◆ **TASK OBJECTIVE**
Output every record below exactly as it appears.

Collection entries
******

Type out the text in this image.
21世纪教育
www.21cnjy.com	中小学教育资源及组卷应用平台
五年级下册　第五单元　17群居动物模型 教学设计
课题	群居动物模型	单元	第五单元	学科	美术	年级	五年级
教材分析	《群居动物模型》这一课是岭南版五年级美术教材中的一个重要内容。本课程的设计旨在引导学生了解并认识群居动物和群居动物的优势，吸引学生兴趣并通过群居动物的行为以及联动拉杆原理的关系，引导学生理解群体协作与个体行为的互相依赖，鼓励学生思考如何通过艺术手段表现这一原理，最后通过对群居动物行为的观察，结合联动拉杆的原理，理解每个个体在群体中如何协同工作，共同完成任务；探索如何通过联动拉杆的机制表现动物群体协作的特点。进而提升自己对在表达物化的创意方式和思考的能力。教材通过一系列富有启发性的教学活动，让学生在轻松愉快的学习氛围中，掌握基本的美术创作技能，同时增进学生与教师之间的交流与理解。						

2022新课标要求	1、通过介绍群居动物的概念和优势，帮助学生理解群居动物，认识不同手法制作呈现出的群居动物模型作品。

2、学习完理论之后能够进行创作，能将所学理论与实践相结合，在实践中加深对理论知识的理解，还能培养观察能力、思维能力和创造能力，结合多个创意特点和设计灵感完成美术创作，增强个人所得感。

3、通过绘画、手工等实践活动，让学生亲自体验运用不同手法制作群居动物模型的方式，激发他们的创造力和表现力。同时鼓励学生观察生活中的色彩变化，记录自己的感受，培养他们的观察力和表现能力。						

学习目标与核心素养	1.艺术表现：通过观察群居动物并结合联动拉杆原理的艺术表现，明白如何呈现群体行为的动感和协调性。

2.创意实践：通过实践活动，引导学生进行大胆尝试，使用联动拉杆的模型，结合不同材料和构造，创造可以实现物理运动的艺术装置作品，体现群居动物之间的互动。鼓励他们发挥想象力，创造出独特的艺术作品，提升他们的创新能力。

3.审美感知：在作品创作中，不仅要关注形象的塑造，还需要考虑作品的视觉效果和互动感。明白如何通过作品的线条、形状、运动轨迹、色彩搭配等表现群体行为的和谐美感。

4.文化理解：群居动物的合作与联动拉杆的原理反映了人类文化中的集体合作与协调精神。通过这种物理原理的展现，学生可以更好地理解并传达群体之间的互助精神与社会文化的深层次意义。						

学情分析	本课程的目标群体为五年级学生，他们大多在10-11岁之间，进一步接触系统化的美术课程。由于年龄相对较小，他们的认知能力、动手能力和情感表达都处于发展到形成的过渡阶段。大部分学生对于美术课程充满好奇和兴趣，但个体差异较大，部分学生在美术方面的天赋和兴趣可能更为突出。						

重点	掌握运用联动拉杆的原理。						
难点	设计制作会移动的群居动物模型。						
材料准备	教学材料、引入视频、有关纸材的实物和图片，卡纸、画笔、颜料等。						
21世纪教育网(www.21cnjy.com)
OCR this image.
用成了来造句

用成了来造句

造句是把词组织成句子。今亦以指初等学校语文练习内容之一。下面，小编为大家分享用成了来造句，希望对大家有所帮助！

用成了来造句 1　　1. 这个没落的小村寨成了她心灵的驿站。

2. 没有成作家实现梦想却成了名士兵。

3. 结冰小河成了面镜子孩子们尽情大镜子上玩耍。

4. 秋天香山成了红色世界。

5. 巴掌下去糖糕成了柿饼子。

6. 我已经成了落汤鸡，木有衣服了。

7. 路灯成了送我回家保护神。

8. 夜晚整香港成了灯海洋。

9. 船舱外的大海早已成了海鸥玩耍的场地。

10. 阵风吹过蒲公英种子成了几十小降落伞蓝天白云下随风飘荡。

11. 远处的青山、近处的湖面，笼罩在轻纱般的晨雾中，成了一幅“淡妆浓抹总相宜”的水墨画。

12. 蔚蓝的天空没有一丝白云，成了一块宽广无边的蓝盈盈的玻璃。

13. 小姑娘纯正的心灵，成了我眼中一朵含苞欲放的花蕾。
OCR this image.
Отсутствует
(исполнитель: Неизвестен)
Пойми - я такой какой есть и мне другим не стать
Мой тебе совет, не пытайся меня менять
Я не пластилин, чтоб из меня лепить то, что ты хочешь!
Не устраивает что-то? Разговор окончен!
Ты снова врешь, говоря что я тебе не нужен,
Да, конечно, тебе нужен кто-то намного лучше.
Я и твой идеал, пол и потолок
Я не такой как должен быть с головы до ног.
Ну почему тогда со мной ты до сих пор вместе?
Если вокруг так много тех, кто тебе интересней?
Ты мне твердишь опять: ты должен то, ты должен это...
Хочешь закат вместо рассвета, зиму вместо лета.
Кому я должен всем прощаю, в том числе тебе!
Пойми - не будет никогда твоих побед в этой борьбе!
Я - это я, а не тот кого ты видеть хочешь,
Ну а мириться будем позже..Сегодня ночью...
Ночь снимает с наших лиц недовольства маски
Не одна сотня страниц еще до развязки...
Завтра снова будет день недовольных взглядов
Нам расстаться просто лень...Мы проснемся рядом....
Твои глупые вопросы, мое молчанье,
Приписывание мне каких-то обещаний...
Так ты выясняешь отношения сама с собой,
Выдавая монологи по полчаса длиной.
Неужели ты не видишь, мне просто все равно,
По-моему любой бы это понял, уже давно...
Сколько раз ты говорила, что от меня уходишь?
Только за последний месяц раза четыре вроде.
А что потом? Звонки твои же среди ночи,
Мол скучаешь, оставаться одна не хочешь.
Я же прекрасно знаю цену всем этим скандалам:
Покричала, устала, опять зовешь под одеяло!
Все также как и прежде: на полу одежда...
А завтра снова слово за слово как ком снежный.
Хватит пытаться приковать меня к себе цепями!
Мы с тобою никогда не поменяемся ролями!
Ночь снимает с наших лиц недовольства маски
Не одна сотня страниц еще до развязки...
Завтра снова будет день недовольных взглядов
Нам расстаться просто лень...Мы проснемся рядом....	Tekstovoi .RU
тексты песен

******

◆ **SOLUTION FOR THIS PROBLEM**
Type out the text in this image.
21世纪教育
www.21cnjy.com	中小学教育资源及组卷应用平台
五年级下册　第五单元　17群居动物模型 教学设计
课题	群居动物模型	单元	第五单元	学科	美术	年级	五年级
教材分析	《群居动物模型》这一课是岭南版五年级美术教材中的一个重要内容。本课程的设计旨在引导学生了解并认识群居动物和群居动物的优势，吸引学生兴趣并通过群居动物的行为以及联动拉杆原理的关系，引导学生理解群体协作与个体行为的互相依赖，鼓励学生思考如何通过艺术手段表现这一原理，最后通过对群居动物行为的观察，结合联动拉杆的原理，理解每个个体在群体中如何协同工作，共同完成任务；探索如何通过联动拉杆的机制表现动物群体协作的特点。进而提升自己对在表达物化的创意方式和思考的能力。教材通过一系列富有启发性的教学活动，让学生在轻松愉快的学习氛围中，掌握基本的美术创作技能，同时增进学生与教师之间的交流与理解。						

2022新课标要求	1、通过介绍群居动物的概念和优势，帮助学生理解群居动物，认识不同手法制作呈现出的群居动物模型作品。

2、学习完理论之后能够进行创作，能将所学理论与实践相结合，在实践中加深对理论知识的理解，还能培养观察能力、思维能力和创造能力，结合多个创意特点和设计灵感完成美术创作，增强个人所得感。

3、通过绘画、手工等实践活动，让学生亲自体验运用不同手法制作群居动物模型的方式，激发他们的创造力和表现力。同时鼓励学生观察生活中的色彩变化，记录自己的感受，培养他们的观察力和表现能力。						

学习目标与核心素养	1.艺术表现：通过观察群居动物并结合联动拉杆原理的艺术表现，明白如何呈现群体行为的动感和协调性。

2.创意实践：通过实践活动，引导学生进行大胆尝试，使用联动拉杆的模型，结合不同材料和构造，创造可以实现物理运动的艺术装置作品，体现群居动物之间的互动。鼓励他们发挥想象力，创造出独特的艺术作品，提升他们的创新能力。

3.审美感知：在作品创作中，不仅要关注形象的塑造，还需要考虑作品的视觉效果和互动感。明白如何通过作品的线条、形状、运动轨迹、色彩搭配等表现群体行为的和谐美感。

4.文化理解：群居动物的合作与联动拉杆的原理反映了人类文化中的集体合作与协调精神。通过这种物理原理的展现，学生可以更好地理解并传达群体之间的互助精神与社会文化的深层次意义。						

学情分析	本课程的目标群体为五年级学生，他们大多在10-11岁之间，进一步接触系统化的美术课程。由于年龄相对较小，他们的认知能力、动手能力和情感表达都处于发展到形成的过渡阶段。大部分学生对于美术课程充满好奇和兴趣，但个体差异较大，部分学生在美术方面的天赋和兴趣可能更为突出。						

重点	掌握运用联动拉杆的原理。						
难点	设计制作会移动的群居动物模型。						
材料准备	教学材料、引入视频、有关纸材的实物和图片，卡纸、画笔、颜料等。						
21世纪教育网(www.21cnjy.com)
OCR this image.
用成了来造句

用成了来造句

造句是把词组织成句子。今亦以指初等学校语文练习内容之一。下面，小编为大家分享用成了来造句，希望对大家有所帮助！

用成了来造句 1　　1. 这个没落的小村寨成了她心灵的驿站。

2. 没有成作家实现梦想却成了名士兵。

3. 结冰小河成了面镜子孩子们尽情大镜子上玩耍。

4. 秋天香山成了红色世界。

5. 巴掌下去糖糕成了柿饼子。

6. 我已经成了落汤鸡，木有衣服了。

7. 路灯成了送我回家保护神。

8. 夜晚整香港成了灯海洋。

9. 船舱外的大海早已成了海鸥玩耍的场地。

10. 阵风吹过蒲公英种子成了几十小降落伞蓝天白云下随风飘荡。

11. 远处的青山、近处的湖面，笼罩在轻纱般的晨雾中，成了一幅“淡妆浓抹总相宜”的水墨画。

12. 蔚蓝的天空没有一丝白云，成了一块宽广无边的蓝盈盈的玻璃。

13. 小姑娘纯正的心灵，成了我眼中一朵含苞欲放的花蕾。
OCR this image.
Отсутствует
(исполнитель: Неизвестен)
Пойми - я такой какой есть и мне другим не стать
Мой тебе совет, не пытайся меня менять
Я не пластилин, чтоб из меня лепить то, что ты хочешь!
Не устраивает что-то? Разговор окончен!
Ты снова врешь, говоря что я тебе не нужен,
Да, конечно, тебе нужен кто-то намного лучше.
Я и твой идеал, пол и потолок
Я не такой как должен быть с головы до ног.
Ну почему тогда со мной ты до сих пор вместе?
Если вокруг так много тех, кто тебе интересней?
Ты мне твердишь опять: ты должен то, ты должен это...
Хочешь закат вместо рассвета, зиму вместо лета.
Кому я должен всем прощаю, в том числе тебе!
Пойми - не будет никогда твоих побед в этой борьбе!
Я - это я, а не тот кого ты видеть хочешь,
Ну а мириться будем позже..Сегодня ночью...
Ночь снимает с наших лиц недовольства маски
Не одна сотня страниц еще до развязки...
Завтра снова будет день недовольных взглядов
Нам расстаться просто лень...Мы проснемся рядом....
Твои глупые вопросы, мое молчанье,
Приписывание мне каких-то обещаний...
Так ты выясняешь отношения сама с собой,
Выдавая монологи по полчаса длиной.
Неужели ты не видишь, мне просто все равно,
По-моему любой бы это понял, уже давно...
Сколько раз ты говорила, что от меня уходишь?
Только за последний месяц раза четыре вроде.
А что потом? Звонки твои же среди ночи,
Мол скучаешь, оставаться одна не хочешь.
Я же прекрасно знаю цену всем этим скандалам:
Покричала, устала, опять зовешь под одеяло!
Все также как и прежде: на полу одежда...
А завтра снова слово за слово как ком снежный.
Хватит пытаться приковать меня к себе цепями!
Мы с тобою никогда не поменяемся ролями!
Ночь снимает с наших лиц недовольства маски
Не одна сотня страниц еще до развязки...
Завтра снова будет день недовольных взглядов
Нам расстаться просто лень...Мы проснемся рядом....	Tekstovoi .RU
тексты песен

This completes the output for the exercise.